*Do this*
Skip the pictures. Copy all the rest of the records down exactly.

= = = =

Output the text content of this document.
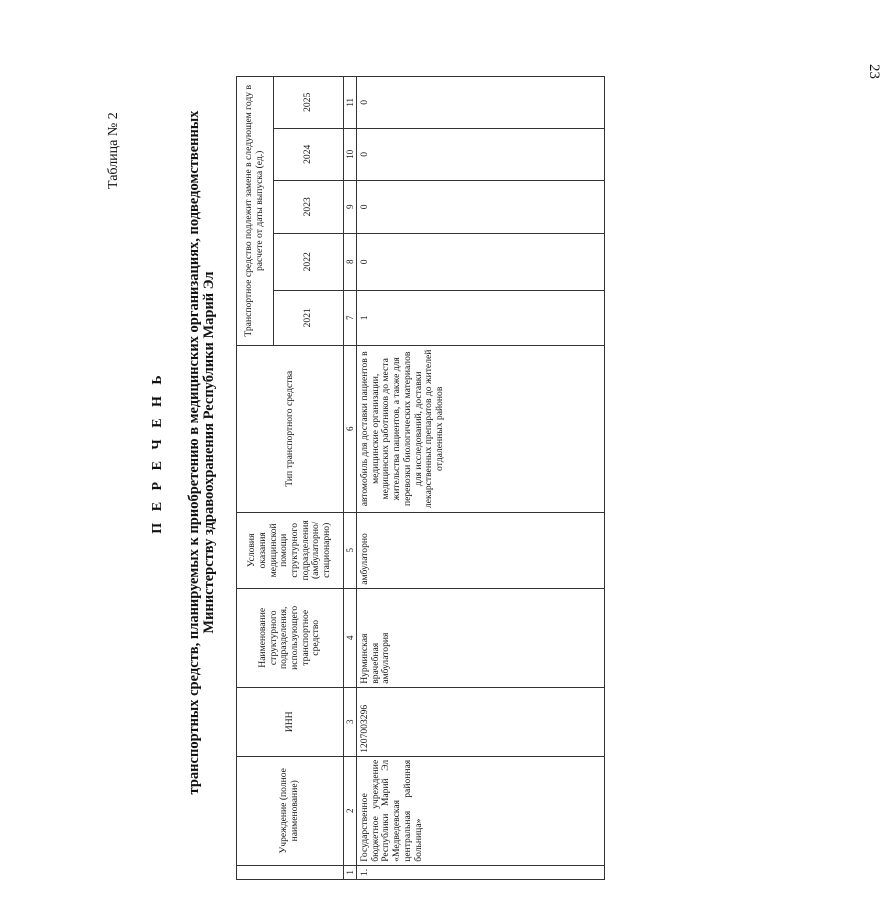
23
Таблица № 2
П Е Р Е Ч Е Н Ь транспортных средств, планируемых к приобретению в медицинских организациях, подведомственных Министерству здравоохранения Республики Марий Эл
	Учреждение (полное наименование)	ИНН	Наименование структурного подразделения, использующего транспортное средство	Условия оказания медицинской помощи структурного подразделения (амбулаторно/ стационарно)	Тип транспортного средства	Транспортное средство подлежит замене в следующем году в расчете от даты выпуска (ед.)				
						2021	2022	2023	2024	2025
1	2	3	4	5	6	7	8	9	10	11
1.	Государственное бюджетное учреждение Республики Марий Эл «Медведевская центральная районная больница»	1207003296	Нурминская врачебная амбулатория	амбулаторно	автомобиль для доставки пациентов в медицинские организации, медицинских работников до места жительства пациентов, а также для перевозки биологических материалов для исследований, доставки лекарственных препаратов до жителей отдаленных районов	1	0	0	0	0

= = = =

*Solution to the problem*
Output the text content of this document.
23
Таблица № 2
П Е Р Е Ч Е Н Ь транспортных средств, планируемых к приобретению в медицинских организациях, подведомственных Министерству здравоохранения Республики Марий Эл
	Учреждение (полное наименование)	ИНН	Наименование структурного подразделения, использующего транспортное средство	Условия оказания медицинской помощи структурного подразделения (амбулаторно/ стационарно)	Тип транспортного средства	Транспортное средство подлежит замене в следующем году в расчете от даты выпуска (ед.)				
						2021	2022	2023	2024	2025
1	2	3	4	5	6	7	8	9	10	11
1.	Государственное бюджетное учреждение Республики Марий Эл «Медведевская центральная районная больница»	1207003296	Нурминская врачебная амбулатория	амбулаторно	автомобиль для доставки пациентов в медицинские организации, медицинских работников до места жительства пациентов, а также для перевозки биологических материалов для исследований, доставки лекарственных препаратов до жителей отдаленных районов	1	0	0	0	0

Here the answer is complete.